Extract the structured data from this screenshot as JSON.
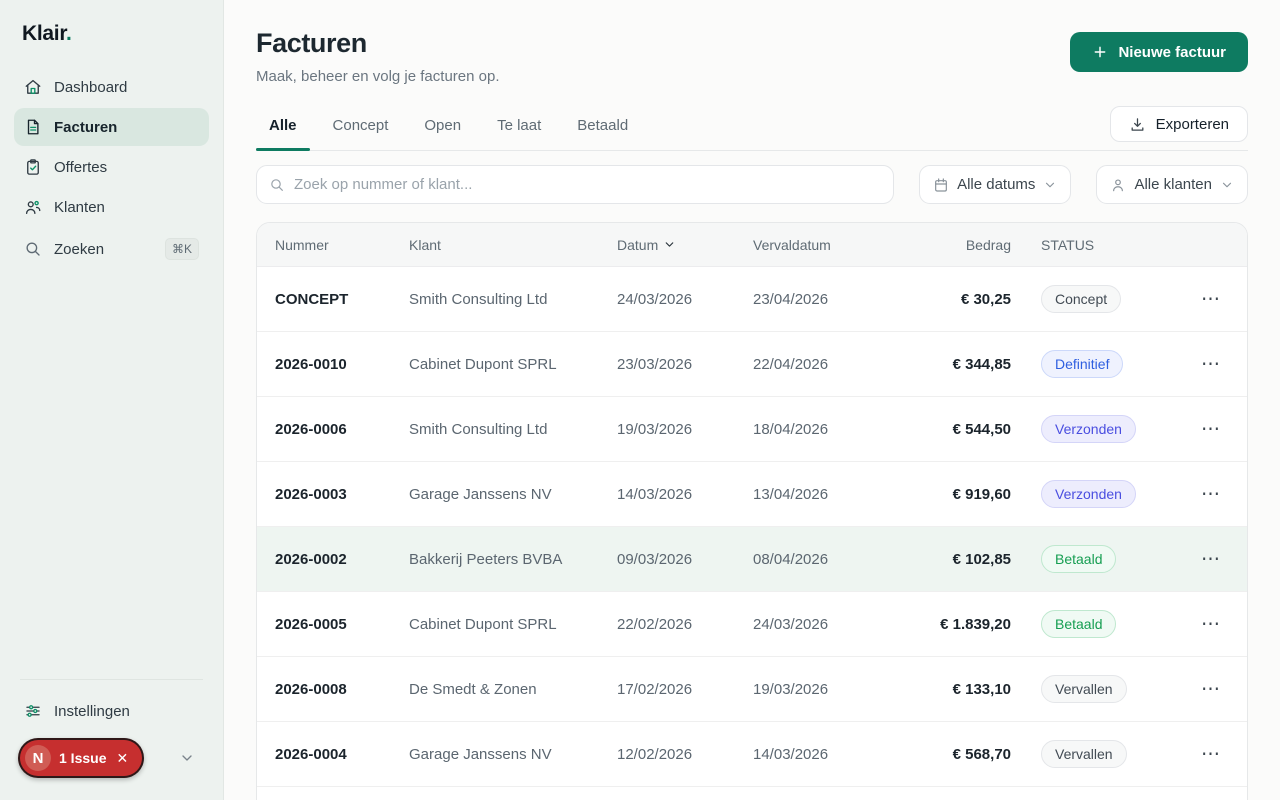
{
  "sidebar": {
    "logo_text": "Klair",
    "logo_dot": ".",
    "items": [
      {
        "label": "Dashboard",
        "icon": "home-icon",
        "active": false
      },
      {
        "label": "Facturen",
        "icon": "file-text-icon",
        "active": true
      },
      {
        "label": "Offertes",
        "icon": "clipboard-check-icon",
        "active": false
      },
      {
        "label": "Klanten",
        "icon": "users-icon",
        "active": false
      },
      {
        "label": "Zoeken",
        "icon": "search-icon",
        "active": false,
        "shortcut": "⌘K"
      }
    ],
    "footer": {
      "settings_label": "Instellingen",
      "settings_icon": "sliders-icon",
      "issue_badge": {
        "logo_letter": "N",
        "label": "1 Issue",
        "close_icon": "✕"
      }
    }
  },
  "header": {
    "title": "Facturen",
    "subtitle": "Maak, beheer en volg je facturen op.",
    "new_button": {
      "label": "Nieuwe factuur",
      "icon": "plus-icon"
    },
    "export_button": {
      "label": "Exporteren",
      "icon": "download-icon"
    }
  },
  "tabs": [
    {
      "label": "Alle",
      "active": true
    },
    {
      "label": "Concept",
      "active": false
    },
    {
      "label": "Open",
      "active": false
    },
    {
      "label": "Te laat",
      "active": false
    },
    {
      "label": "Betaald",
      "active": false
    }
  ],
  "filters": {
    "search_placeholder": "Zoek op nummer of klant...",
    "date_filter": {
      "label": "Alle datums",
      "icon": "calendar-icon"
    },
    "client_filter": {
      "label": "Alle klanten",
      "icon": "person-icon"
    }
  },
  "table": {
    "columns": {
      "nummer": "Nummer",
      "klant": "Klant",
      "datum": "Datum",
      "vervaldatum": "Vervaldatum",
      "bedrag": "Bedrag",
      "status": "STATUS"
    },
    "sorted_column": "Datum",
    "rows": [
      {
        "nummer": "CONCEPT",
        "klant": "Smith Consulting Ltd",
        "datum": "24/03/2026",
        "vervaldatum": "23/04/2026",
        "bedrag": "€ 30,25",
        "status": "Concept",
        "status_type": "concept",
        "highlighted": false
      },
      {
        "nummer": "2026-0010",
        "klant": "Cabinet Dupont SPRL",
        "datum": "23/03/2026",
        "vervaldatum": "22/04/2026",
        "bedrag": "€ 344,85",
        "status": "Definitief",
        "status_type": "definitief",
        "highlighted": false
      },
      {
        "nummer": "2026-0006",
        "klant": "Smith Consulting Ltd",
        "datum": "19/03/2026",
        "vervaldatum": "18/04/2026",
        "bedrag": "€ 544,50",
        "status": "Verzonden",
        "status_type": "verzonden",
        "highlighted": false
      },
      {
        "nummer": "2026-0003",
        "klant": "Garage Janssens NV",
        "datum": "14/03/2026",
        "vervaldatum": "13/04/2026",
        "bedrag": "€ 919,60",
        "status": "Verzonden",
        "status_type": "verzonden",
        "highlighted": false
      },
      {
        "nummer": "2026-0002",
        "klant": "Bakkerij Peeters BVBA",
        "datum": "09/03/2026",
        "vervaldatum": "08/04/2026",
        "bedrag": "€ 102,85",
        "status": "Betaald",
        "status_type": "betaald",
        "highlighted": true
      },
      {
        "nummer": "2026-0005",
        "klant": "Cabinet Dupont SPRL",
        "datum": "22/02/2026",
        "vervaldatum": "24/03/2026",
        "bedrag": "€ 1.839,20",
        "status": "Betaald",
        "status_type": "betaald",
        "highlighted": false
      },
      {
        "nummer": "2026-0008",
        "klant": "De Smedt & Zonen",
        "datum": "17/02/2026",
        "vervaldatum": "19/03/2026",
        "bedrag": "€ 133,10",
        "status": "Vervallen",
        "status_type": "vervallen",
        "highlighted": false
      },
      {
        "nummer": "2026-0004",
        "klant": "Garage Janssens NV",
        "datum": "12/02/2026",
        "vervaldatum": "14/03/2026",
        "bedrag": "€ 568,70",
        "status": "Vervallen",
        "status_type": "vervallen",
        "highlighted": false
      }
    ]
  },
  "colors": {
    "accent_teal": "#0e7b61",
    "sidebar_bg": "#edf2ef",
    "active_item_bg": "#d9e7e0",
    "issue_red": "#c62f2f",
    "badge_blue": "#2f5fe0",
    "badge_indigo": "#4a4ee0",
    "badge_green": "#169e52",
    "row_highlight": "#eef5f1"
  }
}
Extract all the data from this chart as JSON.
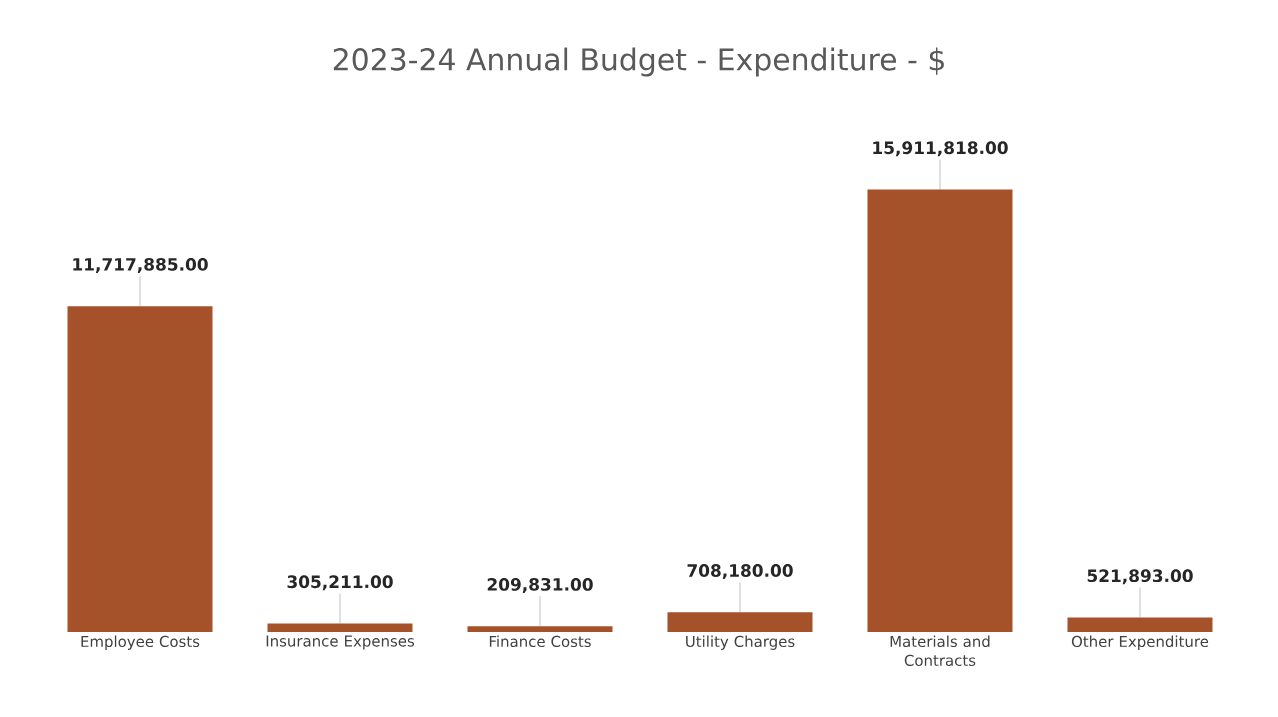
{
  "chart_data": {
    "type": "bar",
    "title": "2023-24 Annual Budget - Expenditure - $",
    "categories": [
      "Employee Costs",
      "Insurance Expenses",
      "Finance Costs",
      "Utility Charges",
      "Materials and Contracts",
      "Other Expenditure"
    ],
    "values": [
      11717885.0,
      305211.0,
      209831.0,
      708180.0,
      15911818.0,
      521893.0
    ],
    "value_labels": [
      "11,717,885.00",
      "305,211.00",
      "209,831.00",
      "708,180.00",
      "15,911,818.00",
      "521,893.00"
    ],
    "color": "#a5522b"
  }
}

## EXERCISE DESCRIPTION
Check every line of the data, and copy the ones that contain "vervaldatum".

## WRITTEN REPLY
      "vervaldatum": "Vervaldatum",
        "vervaldatum": "23/04/2026",
        "vervaldatum": "22/04/2026",
        "vervaldatum": "18/04/2026",
        "vervaldatum": "13/04/2026",
        "vervaldatum": "08/04/2026",
        "vervaldatum": "24/03/2026",
        "vervaldatum": "19/03/2026",
        "vervaldatum": "14/03/2026",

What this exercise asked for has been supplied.